═══ RECORDED INFORMATION ═══
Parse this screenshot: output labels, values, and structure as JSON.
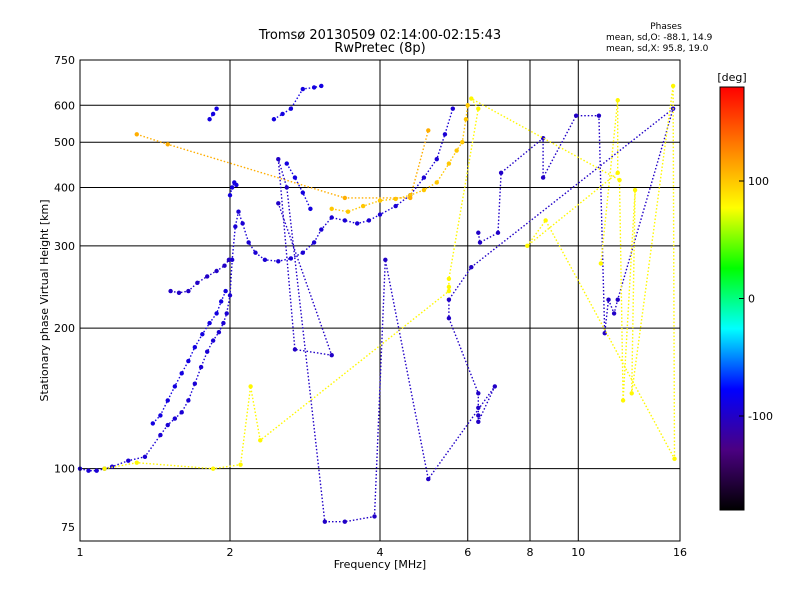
{
  "chart_data": {
    "type": "scatter",
    "title_line1": "Tromsø 20130509 02:14:00-02:15:43",
    "title_line2": "RwPretec (8p)",
    "xlabel": "Frequency [MHz]",
    "ylabel": "Stationary phase Virtual Height [km]",
    "xscale": "log",
    "yscale": "log",
    "xlim": [
      1,
      16
    ],
    "ylim": [
      70,
      750
    ],
    "x_ticks": [
      1,
      2,
      4,
      6,
      8,
      10,
      16
    ],
    "y_ticks": [
      75,
      100,
      200,
      300,
      400,
      500,
      600,
      750
    ],
    "grid": true,
    "phase_stats": {
      "header": "Phases",
      "line_o": "mean, sd,O: -88.1, 14.9",
      "line_x": "mean, sd,X:  95.8, 19.0"
    },
    "colorbar": {
      "label": "[deg]",
      "ticks": [
        100,
        0,
        -100
      ],
      "range": [
        -180,
        180
      ],
      "colors": [
        "#000000",
        "#4b0082",
        "#0000ff",
        "#00ffff",
        "#00ff00",
        "#ffff00",
        "#ff8000",
        "#ff0000"
      ]
    },
    "colors": {
      "o_mode": "#1f3fff",
      "x_mode": "#ffb000"
    },
    "traces": [
      {
        "mode": "O",
        "phase": -95,
        "points": [
          [
            1.0,
            100
          ],
          [
            1.04,
            99
          ],
          [
            1.08,
            99
          ],
          [
            1.12,
            100
          ],
          [
            1.16,
            101
          ],
          [
            1.25,
            104
          ],
          [
            1.35,
            106
          ],
          [
            1.45,
            118
          ],
          [
            1.5,
            124
          ],
          [
            1.55,
            128
          ],
          [
            1.6,
            132
          ],
          [
            1.65,
            140
          ],
          [
            1.7,
            152
          ],
          [
            1.75,
            165
          ],
          [
            1.8,
            178
          ],
          [
            1.85,
            188
          ],
          [
            1.9,
            196
          ],
          [
            1.94,
            205
          ],
          [
            1.97,
            215
          ],
          [
            2.0,
            235
          ],
          [
            2.02,
            280
          ],
          [
            2.05,
            330
          ],
          [
            2.08,
            355
          ],
          [
            2.12,
            335
          ],
          [
            2.18,
            305
          ],
          [
            2.25,
            290
          ],
          [
            2.35,
            280
          ],
          [
            2.5,
            278
          ],
          [
            2.65,
            282
          ],
          [
            2.8,
            290
          ],
          [
            2.95,
            305
          ],
          [
            3.05,
            325
          ],
          [
            3.2,
            345
          ],
          [
            3.4,
            340
          ],
          [
            3.6,
            335
          ],
          [
            3.8,
            340
          ],
          [
            4.0,
            350
          ],
          [
            4.3,
            365
          ],
          [
            4.6,
            385
          ],
          [
            4.9,
            420
          ],
          [
            5.2,
            460
          ],
          [
            5.4,
            520
          ],
          [
            5.6,
            590
          ]
        ]
      },
      {
        "mode": "O",
        "phase": -100,
        "points": [
          [
            1.52,
            240
          ],
          [
            1.58,
            238
          ],
          [
            1.65,
            240
          ],
          [
            1.72,
            250
          ],
          [
            1.8,
            258
          ],
          [
            1.88,
            265
          ],
          [
            1.95,
            272
          ],
          [
            1.99,
            280
          ]
        ]
      },
      {
        "mode": "O",
        "phase": -90,
        "points": [
          [
            1.4,
            125
          ],
          [
            1.45,
            130
          ],
          [
            1.5,
            140
          ],
          [
            1.55,
            150
          ],
          [
            1.6,
            160
          ],
          [
            1.65,
            170
          ],
          [
            1.7,
            182
          ],
          [
            1.76,
            194
          ],
          [
            1.82,
            205
          ],
          [
            1.88,
            215
          ],
          [
            1.92,
            228
          ],
          [
            1.96,
            240
          ]
        ]
      },
      {
        "mode": "O",
        "phase": -90,
        "points": [
          [
            2.0,
            385
          ],
          [
            2.02,
            400
          ],
          [
            2.04,
            410
          ],
          [
            2.06,
            405
          ]
        ]
      },
      {
        "mode": "O",
        "phase": -90,
        "points": [
          [
            1.82,
            560
          ],
          [
            1.85,
            575
          ],
          [
            1.88,
            590
          ]
        ]
      },
      {
        "mode": "O",
        "phase": -90,
        "points": [
          [
            2.45,
            560
          ],
          [
            2.55,
            575
          ],
          [
            2.65,
            590
          ],
          [
            2.8,
            650
          ],
          [
            2.95,
            655
          ],
          [
            3.05,
            660
          ]
        ]
      },
      {
        "mode": "O",
        "phase": -90,
        "points": [
          [
            2.6,
            450
          ],
          [
            2.7,
            420
          ],
          [
            2.8,
            390
          ],
          [
            2.9,
            360
          ]
        ]
      },
      {
        "mode": "X",
        "phase": 100,
        "points": [
          [
            3.2,
            360
          ],
          [
            3.45,
            355
          ],
          [
            3.7,
            365
          ],
          [
            4.0,
            375
          ],
          [
            4.3,
            378
          ],
          [
            4.6,
            385
          ],
          [
            4.9,
            395
          ],
          [
            5.2,
            410
          ],
          [
            5.5,
            450
          ],
          [
            5.7,
            480
          ],
          [
            5.85,
            500
          ],
          [
            5.95,
            560
          ],
          [
            6.0,
            600
          ]
        ]
      },
      {
        "mode": "X",
        "phase": 110,
        "points": [
          [
            1.3,
            520
          ],
          [
            1.5,
            495
          ],
          [
            3.4,
            380
          ],
          [
            4.6,
            380
          ],
          [
            5.0,
            530
          ]
        ]
      },
      {
        "mode": "N",
        "phase": -100,
        "points": [
          [
            6.3,
            320
          ],
          [
            6.35,
            305
          ],
          [
            6.9,
            320
          ],
          [
            7.0,
            430
          ],
          [
            8.5,
            510
          ],
          [
            8.5,
            420
          ],
          [
            9.9,
            570
          ],
          [
            11.0,
            570
          ],
          [
            11.3,
            195
          ],
          [
            11.5,
            230
          ],
          [
            11.8,
            215
          ],
          [
            12.0,
            230
          ],
          [
            15.5,
            590
          ],
          [
            6.1,
            270
          ],
          [
            5.5,
            230
          ],
          [
            5.5,
            210
          ],
          [
            6.3,
            145
          ],
          [
            6.3,
            135
          ],
          [
            6.3,
            130
          ],
          [
            6.3,
            126
          ],
          [
            6.8,
            150
          ],
          [
            5.0,
            95
          ],
          [
            4.1,
            280
          ],
          [
            3.9,
            79
          ],
          [
            3.4,
            77
          ],
          [
            3.1,
            77
          ],
          [
            2.6,
            400
          ],
          [
            2.5,
            460
          ],
          [
            2.7,
            180
          ],
          [
            3.2,
            175
          ],
          [
            2.5,
            370
          ]
        ]
      },
      {
        "mode": "X",
        "phase": 80,
        "points": [
          [
            1.12,
            100
          ],
          [
            1.3,
            103
          ],
          [
            1.85,
            100
          ],
          [
            2.1,
            102
          ],
          [
            2.2,
            150
          ],
          [
            2.3,
            115
          ],
          [
            5.5,
            240
          ],
          [
            5.5,
            245
          ],
          [
            5.5,
            255
          ],
          [
            6.3,
            590
          ],
          [
            6.1,
            620
          ],
          [
            12.1,
            415
          ],
          [
            12.3,
            140
          ],
          [
            13.0,
            395
          ],
          [
            12.8,
            145
          ],
          [
            15.5,
            660
          ],
          [
            15.6,
            105
          ],
          [
            8.6,
            340
          ],
          [
            7.9,
            300
          ],
          [
            12.0,
            430
          ],
          [
            12.0,
            615
          ],
          [
            11.1,
            275
          ]
        ]
      }
    ]
  }
}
═══
Using the material above, report each line where "mean" occurs.

      "line_o": "mean, sd,O: -88.1, 14.9",
      "line_x": "mean, sd,X:  95.8, 19.0"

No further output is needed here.